Look through the records below and collect all lines that hold the string "countdown".

Figure content listings:
◇ ◇ ◇ ◇
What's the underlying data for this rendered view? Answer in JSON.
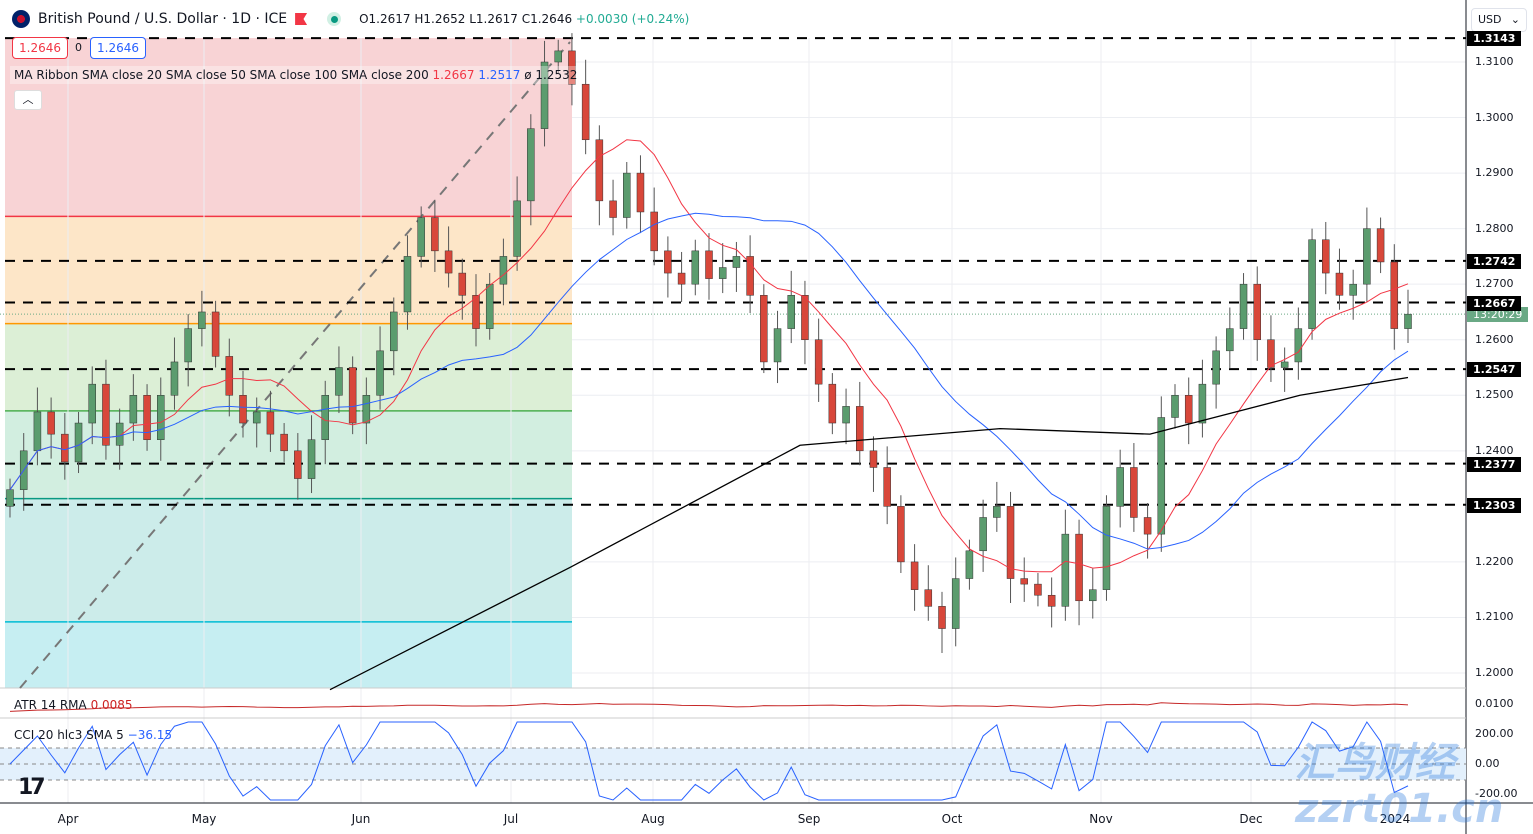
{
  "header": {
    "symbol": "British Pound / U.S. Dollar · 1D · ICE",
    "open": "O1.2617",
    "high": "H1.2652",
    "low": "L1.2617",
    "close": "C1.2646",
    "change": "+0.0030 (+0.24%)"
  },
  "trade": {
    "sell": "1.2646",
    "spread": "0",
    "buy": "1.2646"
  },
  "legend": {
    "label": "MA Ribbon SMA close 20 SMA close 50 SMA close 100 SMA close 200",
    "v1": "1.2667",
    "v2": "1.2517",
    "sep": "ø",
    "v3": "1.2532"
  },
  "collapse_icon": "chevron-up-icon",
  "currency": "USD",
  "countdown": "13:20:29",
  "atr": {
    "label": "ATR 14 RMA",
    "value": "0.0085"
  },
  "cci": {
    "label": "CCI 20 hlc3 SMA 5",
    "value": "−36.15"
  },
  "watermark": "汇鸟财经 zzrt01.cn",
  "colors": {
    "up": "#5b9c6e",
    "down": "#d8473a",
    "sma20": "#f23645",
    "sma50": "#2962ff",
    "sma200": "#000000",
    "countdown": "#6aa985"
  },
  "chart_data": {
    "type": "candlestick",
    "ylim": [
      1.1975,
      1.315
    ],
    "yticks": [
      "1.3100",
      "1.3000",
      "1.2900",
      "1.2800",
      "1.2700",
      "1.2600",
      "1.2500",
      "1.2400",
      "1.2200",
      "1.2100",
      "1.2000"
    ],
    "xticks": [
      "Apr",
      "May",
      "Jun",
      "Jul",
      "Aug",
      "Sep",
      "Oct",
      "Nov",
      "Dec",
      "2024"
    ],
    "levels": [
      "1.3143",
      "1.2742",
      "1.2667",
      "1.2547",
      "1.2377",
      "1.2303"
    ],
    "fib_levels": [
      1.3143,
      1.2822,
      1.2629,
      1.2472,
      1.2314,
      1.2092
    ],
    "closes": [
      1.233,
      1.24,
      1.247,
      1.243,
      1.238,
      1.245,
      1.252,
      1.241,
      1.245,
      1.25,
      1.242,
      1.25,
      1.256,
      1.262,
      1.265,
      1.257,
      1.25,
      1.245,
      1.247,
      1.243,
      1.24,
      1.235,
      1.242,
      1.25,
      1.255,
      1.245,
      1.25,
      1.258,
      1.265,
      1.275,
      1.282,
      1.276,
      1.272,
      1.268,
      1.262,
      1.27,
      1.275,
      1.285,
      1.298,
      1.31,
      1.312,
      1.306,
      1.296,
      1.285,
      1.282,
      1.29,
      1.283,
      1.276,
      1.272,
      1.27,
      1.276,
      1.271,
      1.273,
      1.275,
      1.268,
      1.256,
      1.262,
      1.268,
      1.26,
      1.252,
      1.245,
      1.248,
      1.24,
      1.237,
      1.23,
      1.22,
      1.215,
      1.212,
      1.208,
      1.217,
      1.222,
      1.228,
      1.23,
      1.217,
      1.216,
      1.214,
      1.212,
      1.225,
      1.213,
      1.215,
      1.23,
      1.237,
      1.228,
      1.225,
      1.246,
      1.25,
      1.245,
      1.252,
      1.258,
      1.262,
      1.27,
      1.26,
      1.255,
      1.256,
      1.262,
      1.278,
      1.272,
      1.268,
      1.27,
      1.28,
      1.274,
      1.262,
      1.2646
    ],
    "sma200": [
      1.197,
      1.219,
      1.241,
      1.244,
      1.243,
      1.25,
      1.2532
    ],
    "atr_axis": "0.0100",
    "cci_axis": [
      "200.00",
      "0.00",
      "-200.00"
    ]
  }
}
◇ ◇ ◇ ◇
**Solution to the exercise**.
  "countdown": "13:20:29",
    "countdown": "#6aa985"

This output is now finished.